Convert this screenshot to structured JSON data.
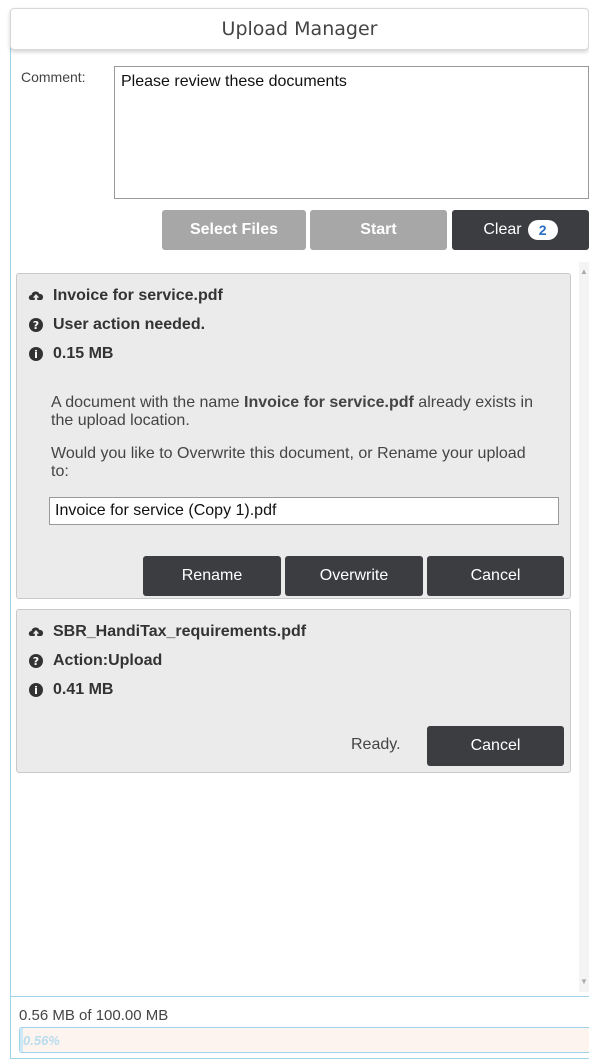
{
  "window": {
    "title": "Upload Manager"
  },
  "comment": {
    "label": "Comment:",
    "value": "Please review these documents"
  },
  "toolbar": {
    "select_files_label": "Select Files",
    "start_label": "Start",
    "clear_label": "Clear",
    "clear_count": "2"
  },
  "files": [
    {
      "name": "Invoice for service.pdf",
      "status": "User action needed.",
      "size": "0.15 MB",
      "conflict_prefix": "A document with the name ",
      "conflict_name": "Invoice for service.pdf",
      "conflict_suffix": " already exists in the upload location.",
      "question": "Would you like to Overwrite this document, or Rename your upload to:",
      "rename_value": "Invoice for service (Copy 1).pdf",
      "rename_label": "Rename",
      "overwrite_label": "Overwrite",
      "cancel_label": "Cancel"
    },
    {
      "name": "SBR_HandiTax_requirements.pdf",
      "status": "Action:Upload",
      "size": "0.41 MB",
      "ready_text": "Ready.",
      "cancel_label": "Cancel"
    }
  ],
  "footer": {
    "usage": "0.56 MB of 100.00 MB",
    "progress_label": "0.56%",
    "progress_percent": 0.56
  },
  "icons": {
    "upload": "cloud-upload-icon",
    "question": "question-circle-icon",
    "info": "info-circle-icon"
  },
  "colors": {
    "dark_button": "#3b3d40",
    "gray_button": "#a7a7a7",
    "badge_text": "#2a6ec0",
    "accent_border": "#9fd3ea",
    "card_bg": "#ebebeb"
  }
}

• • • •

[Written request] Extract every line from the records above that contains the word "Invoice".

[Finished task]
      "name": "Invoice for service.pdf",
      "conflict_name": "Invoice for service.pdf",
      "rename_value": "Invoice for service (Copy 1).pdf",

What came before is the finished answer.